__WORK TASK 1__.
Please translate this sentence from the passage on growth and head shape into Spanish: "The halt signal comes from elsewhere in the body or program."
__WORK TASK 2__.
Continue the passage on growth and head shape from its last sentence.

__SOURCE DOCUMENT__.

What about for getting big? Same idea – you can simply increase the rate of growth, while keeping the same sequence of steps to looking like an adult – they’re just stretched out in terms of the number of pounds or inches between each step. Or, you can add steps, so that you zoom past the previous “adult” form and achieve something relatively new (or do a combination).
How’s this possible? Well, the simplest way is to just extend the duration of the developmental program – that is, some parts of your body (in my case, I’m interested in heads) grow faster than other parts,or grow in this direction vs. that, (and at different times to boot). Thisresults in changes in the proportions of that body part. If you just think about these as basic instructions (“grow this region of the bone a third faster than that region”) there’s no built-in stopping point. The halt signal comes from elsewhere in the body or program. So if you change the timing of that halt signal, you’re going to get a head shaped a bit differently than normal. That’s all. Do it just a smidge, and a scientist probably won’t even notice, or will chock it up to “normal variation.” Do it a lot, and they start to take notice. Do it repeatedly over tens of millions of years, and some people will say you were deposited on earth as-is a few thousand years ago.

__SOURCE MATERIAL__.
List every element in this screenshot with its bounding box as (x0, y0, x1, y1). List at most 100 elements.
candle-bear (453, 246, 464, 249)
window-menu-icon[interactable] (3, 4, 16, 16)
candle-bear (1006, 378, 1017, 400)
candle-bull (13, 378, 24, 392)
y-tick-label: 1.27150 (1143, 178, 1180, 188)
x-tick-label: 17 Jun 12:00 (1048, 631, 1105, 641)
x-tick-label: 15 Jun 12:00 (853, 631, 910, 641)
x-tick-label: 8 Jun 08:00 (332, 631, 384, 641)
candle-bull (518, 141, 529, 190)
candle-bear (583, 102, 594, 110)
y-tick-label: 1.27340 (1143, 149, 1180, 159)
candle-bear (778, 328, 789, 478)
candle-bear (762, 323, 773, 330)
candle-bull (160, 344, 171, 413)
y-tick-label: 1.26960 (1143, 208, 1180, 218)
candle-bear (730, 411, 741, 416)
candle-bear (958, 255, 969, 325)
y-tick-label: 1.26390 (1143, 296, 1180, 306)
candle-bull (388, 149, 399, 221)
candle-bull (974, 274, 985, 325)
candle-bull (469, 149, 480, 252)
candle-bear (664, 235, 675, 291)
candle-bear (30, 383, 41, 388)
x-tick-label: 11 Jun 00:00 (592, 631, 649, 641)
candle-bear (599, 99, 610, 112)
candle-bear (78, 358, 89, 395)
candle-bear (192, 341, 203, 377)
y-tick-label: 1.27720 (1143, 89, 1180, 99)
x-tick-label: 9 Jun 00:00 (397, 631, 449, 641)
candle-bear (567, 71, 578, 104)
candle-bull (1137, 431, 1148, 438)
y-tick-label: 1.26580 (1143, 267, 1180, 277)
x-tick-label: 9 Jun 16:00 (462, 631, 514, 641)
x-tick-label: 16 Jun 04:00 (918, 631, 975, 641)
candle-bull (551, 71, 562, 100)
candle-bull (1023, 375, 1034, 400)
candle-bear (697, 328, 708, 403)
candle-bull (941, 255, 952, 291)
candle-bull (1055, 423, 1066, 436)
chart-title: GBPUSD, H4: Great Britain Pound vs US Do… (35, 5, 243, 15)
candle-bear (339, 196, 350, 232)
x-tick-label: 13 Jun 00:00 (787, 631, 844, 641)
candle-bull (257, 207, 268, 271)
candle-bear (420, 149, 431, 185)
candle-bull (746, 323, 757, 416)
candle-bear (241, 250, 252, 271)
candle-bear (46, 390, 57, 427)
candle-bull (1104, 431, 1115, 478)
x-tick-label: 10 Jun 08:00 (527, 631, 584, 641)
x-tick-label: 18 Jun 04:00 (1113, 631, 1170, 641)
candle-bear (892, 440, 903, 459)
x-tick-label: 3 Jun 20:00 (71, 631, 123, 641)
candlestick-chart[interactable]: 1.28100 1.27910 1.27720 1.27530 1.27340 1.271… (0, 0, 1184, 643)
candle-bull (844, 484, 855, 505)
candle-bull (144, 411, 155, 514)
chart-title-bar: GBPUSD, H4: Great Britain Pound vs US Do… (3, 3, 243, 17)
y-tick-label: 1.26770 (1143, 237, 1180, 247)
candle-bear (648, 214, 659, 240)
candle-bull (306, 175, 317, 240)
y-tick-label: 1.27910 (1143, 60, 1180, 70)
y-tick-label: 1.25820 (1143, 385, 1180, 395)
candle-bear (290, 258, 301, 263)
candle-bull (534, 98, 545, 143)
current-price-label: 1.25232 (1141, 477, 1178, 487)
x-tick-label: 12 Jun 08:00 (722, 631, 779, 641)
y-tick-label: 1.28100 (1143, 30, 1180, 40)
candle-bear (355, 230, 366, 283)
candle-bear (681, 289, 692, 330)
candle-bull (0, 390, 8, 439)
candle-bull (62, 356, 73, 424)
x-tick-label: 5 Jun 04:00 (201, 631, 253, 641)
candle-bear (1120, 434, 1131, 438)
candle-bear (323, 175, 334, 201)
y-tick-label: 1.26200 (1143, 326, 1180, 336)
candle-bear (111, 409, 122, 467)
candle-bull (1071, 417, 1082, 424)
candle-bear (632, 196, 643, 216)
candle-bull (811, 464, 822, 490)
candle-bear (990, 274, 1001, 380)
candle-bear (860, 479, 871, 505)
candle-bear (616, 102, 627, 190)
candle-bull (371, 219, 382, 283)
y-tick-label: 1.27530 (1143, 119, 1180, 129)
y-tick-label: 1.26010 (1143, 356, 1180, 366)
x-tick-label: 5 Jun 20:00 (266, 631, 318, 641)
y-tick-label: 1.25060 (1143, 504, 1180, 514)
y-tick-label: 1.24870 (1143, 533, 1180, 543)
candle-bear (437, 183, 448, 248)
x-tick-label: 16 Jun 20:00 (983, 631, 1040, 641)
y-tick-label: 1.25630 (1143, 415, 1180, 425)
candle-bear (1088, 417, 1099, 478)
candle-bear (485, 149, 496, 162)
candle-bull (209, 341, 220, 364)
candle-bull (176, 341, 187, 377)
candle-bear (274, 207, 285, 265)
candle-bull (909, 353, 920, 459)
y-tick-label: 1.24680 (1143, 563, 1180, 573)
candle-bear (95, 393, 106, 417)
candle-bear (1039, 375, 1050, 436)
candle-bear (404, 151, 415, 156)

__ANSWER AREA 1__.
La señal de detención proviene de otra parte del cuerpo o del programa.

__ANSWER AREA 2__.
Of course, adding genuinely “new” traits (new instructions for development) is very interesting, and more complicated (“new” being completely relative and contextual, and on the whole a misleading but common word). And on that reason alone, it’s reasonable to think it happens less often. So, my strategy is to keep a good eye out for the things most likely to happen, and among those cases, keep another eye out for oddballs, and see if and how they might go together. Because, given the fact of inheritance, systematic widespread features don’t just come out of left field, although history has a nasty habit of deleting the data that would make that obvious. I mean, when you get down to it, nothing comes out of left field, even the unpredictable congenital defects, “monstrosities” and the like – it’s just unexpected (to us) given a backdrop of experience. If one knew about the genetic abnormality prior to it being obvious, then the resulting abnormality would not be “new,” left-field, or spontaneous – we’d view it as the result of a known cause. That is, stuff acting in accordance with its identity (in this case, dynamic, organic, biological stuff, but still stuff just the same). The gambols of evolution are no less causeless, but a trifle more cumbersome to nail down, given the number of things involved, the time involved, and the patchiness of the data (and several orders of magnitude fewer people working on such questions as compared to, say, biomedical research).